> REQUIREMENTS:
Gather every line below where "this" appears.

> SOURCE RECORDS:

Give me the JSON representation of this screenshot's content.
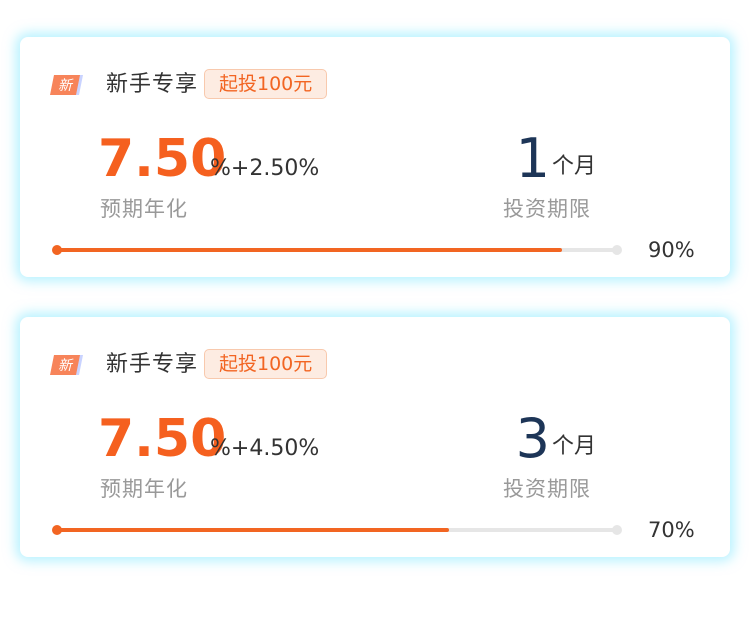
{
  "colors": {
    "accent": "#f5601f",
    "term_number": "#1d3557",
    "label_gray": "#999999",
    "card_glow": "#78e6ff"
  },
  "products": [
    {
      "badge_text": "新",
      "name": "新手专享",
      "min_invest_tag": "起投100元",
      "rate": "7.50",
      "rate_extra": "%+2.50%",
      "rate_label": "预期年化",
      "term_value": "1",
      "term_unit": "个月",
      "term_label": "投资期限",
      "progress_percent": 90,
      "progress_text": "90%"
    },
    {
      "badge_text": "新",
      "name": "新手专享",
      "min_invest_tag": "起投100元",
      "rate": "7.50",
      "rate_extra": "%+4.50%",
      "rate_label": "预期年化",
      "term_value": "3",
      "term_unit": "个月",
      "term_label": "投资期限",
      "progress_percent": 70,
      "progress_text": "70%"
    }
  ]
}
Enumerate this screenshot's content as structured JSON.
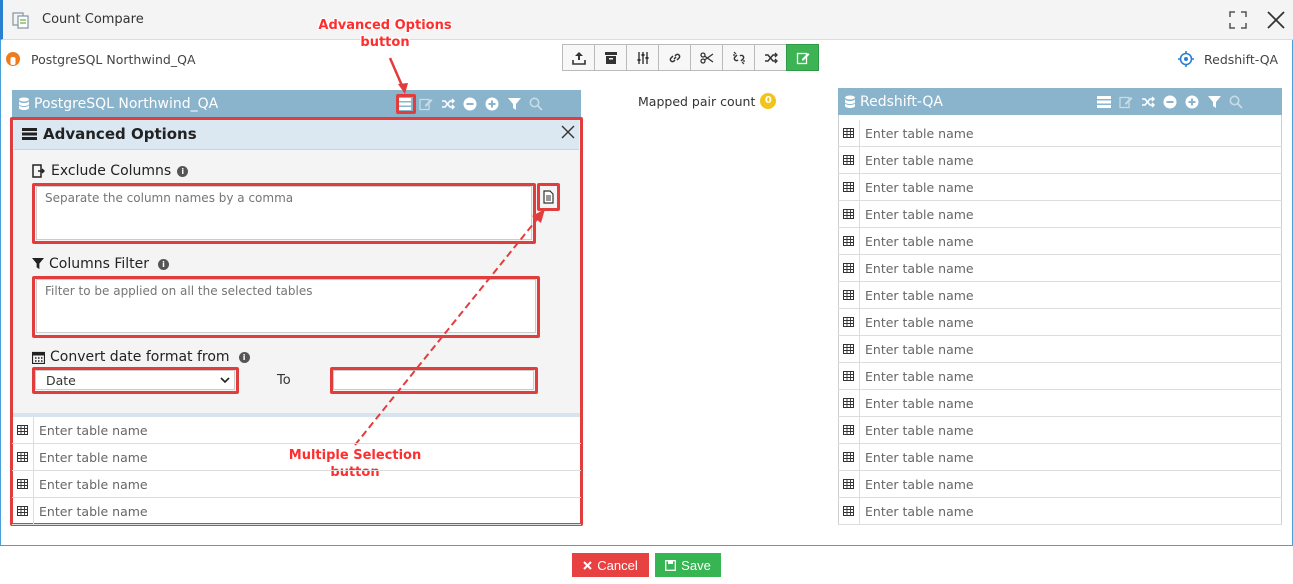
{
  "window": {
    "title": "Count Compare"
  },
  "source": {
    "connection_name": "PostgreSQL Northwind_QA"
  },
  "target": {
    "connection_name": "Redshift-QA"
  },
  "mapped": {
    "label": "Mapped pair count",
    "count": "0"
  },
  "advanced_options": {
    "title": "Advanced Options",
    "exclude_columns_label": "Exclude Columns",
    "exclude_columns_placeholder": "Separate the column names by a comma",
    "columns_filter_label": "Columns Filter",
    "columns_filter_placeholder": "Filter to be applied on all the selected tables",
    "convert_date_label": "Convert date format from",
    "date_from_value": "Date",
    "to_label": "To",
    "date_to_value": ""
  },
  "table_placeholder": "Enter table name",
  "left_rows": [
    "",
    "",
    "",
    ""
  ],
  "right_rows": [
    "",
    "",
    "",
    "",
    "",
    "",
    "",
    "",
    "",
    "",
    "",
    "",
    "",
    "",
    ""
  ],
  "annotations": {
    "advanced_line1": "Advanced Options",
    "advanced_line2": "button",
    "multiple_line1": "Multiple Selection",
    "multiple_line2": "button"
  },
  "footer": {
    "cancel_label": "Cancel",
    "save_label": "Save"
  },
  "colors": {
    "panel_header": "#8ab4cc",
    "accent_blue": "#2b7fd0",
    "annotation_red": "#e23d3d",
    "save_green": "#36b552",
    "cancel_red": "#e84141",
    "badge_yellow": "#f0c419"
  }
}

> THE OUTPUT:
Give me the JSON representation of this screenshot's content.
Enumerate this screenshot's content as structured JSON.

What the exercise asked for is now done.